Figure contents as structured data
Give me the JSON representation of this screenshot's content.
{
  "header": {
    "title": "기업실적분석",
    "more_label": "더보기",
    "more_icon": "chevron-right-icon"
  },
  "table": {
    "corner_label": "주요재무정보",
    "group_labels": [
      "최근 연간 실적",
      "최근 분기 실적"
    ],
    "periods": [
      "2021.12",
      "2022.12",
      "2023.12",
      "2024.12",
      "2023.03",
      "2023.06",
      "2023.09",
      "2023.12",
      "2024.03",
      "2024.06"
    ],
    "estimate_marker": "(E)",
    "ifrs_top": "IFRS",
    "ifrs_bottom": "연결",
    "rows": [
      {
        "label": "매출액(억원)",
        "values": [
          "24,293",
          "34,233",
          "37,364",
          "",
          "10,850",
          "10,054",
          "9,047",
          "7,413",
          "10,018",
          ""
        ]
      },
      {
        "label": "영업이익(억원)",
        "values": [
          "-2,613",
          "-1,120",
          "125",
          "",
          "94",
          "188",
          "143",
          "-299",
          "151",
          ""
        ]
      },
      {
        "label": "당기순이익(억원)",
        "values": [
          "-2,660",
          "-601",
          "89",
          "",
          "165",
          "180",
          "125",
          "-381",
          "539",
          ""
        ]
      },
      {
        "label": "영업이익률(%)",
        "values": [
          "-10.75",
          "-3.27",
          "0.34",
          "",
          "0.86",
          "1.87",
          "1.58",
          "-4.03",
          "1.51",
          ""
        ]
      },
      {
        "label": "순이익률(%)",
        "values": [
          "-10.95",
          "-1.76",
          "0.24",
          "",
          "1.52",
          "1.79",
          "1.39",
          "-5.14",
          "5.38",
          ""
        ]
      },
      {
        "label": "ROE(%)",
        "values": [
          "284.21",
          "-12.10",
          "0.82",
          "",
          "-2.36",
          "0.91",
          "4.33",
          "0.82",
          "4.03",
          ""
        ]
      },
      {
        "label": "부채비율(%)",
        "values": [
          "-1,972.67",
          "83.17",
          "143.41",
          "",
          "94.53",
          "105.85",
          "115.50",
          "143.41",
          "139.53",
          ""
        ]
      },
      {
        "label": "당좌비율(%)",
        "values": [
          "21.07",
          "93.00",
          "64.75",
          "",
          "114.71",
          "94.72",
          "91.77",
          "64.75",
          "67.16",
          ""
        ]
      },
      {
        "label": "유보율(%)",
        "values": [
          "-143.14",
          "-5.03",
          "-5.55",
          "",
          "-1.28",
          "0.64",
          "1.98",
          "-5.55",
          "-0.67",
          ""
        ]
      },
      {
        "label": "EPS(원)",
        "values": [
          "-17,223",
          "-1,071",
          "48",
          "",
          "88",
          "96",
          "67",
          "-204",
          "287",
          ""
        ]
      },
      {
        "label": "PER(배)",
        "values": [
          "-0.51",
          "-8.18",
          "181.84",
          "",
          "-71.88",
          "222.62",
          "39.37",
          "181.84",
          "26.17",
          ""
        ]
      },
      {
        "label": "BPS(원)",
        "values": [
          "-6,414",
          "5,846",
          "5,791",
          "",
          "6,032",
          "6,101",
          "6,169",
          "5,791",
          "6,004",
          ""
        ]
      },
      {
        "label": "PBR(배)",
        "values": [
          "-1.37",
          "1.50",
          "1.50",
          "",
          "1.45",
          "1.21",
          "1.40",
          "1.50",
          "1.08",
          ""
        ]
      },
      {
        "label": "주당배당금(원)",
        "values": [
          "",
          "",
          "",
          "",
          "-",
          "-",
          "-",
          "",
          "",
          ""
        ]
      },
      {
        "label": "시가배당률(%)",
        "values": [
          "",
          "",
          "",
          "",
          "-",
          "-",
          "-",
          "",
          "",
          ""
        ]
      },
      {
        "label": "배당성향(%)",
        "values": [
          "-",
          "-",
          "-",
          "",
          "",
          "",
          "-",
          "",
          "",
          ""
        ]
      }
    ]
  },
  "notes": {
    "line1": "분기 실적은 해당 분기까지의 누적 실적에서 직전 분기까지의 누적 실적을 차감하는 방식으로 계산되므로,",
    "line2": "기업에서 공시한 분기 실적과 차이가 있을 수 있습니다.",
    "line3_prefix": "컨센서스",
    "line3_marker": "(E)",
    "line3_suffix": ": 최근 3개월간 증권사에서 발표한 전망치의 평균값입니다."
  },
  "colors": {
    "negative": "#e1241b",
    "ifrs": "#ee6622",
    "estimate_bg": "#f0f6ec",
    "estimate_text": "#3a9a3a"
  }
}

* _Exercise brief_: Output the records above in their entirety, exactly.

* _Written answer_:
Give me the JSON representation of this screenshot's content.
{
  "header": {
    "title": "기업실적분석",
    "more_label": "더보기",
    "more_icon": "chevron-right-icon"
  },
  "table": {
    "corner_label": "주요재무정보",
    "group_labels": [
      "최근 연간 실적",
      "최근 분기 실적"
    ],
    "periods": [
      "2021.12",
      "2022.12",
      "2023.12",
      "2024.12",
      "2023.03",
      "2023.06",
      "2023.09",
      "2023.12",
      "2024.03",
      "2024.06"
    ],
    "estimate_marker": "(E)",
    "ifrs_top": "IFRS",
    "ifrs_bottom": "연결",
    "rows": [
      {
        "label": "매출액(억원)",
        "values": [
          "24,293",
          "34,233",
          "37,364",
          "",
          "10,850",
          "10,054",
          "9,047",
          "7,413",
          "10,018",
          ""
        ]
      },
      {
        "label": "영업이익(억원)",
        "values": [
          "-2,613",
          "-1,120",
          "125",
          "",
          "94",
          "188",
          "143",
          "-299",
          "151",
          ""
        ]
      },
      {
        "label": "당기순이익(억원)",
        "values": [
          "-2,660",
          "-601",
          "89",
          "",
          "165",
          "180",
          "125",
          "-381",
          "539",
          ""
        ]
      },
      {
        "label": "영업이익률(%)",
        "values": [
          "-10.75",
          "-3.27",
          "0.34",
          "",
          "0.86",
          "1.87",
          "1.58",
          "-4.03",
          "1.51",
          ""
        ]
      },
      {
        "label": "순이익률(%)",
        "values": [
          "-10.95",
          "-1.76",
          "0.24",
          "",
          "1.52",
          "1.79",
          "1.39",
          "-5.14",
          "5.38",
          ""
        ]
      },
      {
        "label": "ROE(%)",
        "values": [
          "284.21",
          "-12.10",
          "0.82",
          "",
          "-2.36",
          "0.91",
          "4.33",
          "0.82",
          "4.03",
          ""
        ]
      },
      {
        "label": "부채비율(%)",
        "values": [
          "-1,972.67",
          "83.17",
          "143.41",
          "",
          "94.53",
          "105.85",
          "115.50",
          "143.41",
          "139.53",
          ""
        ]
      },
      {
        "label": "당좌비율(%)",
        "values": [
          "21.07",
          "93.00",
          "64.75",
          "",
          "114.71",
          "94.72",
          "91.77",
          "64.75",
          "67.16",
          ""
        ]
      },
      {
        "label": "유보율(%)",
        "values": [
          "-143.14",
          "-5.03",
          "-5.55",
          "",
          "-1.28",
          "0.64",
          "1.98",
          "-5.55",
          "-0.67",
          ""
        ]
      },
      {
        "label": "EPS(원)",
        "values": [
          "-17,223",
          "-1,071",
          "48",
          "",
          "88",
          "96",
          "67",
          "-204",
          "287",
          ""
        ]
      },
      {
        "label": "PER(배)",
        "values": [
          "-0.51",
          "-8.18",
          "181.84",
          "",
          "-71.88",
          "222.62",
          "39.37",
          "181.84",
          "26.17",
          ""
        ]
      },
      {
        "label": "BPS(원)",
        "values": [
          "-6,414",
          "5,846",
          "5,791",
          "",
          "6,032",
          "6,101",
          "6,169",
          "5,791",
          "6,004",
          ""
        ]
      },
      {
        "label": "PBR(배)",
        "values": [
          "-1.37",
          "1.50",
          "1.50",
          "",
          "1.45",
          "1.21",
          "1.40",
          "1.50",
          "1.08",
          ""
        ]
      },
      {
        "label": "주당배당금(원)",
        "values": [
          "",
          "",
          "",
          "",
          "-",
          "-",
          "-",
          "",
          "",
          ""
        ]
      },
      {
        "label": "시가배당률(%)",
        "values": [
          "",
          "",
          "",
          "",
          "-",
          "-",
          "-",
          "",
          "",
          ""
        ]
      },
      {
        "label": "배당성향(%)",
        "values": [
          "-",
          "-",
          "-",
          "",
          "",
          "",
          "-",
          "",
          "",
          ""
        ]
      }
    ]
  },
  "notes": {
    "line1": "분기 실적은 해당 분기까지의 누적 실적에서 직전 분기까지의 누적 실적을 차감하는 방식으로 계산되므로,",
    "line2": "기업에서 공시한 분기 실적과 차이가 있을 수 있습니다.",
    "line3_prefix": "컨센서스",
    "line3_marker": "(E)",
    "line3_suffix": ": 최근 3개월간 증권사에서 발표한 전망치의 평균값입니다."
  },
  "colors": {
    "negative": "#e1241b",
    "ifrs": "#ee6622",
    "estimate_bg": "#f0f6ec",
    "estimate_text": "#3a9a3a"
  }
}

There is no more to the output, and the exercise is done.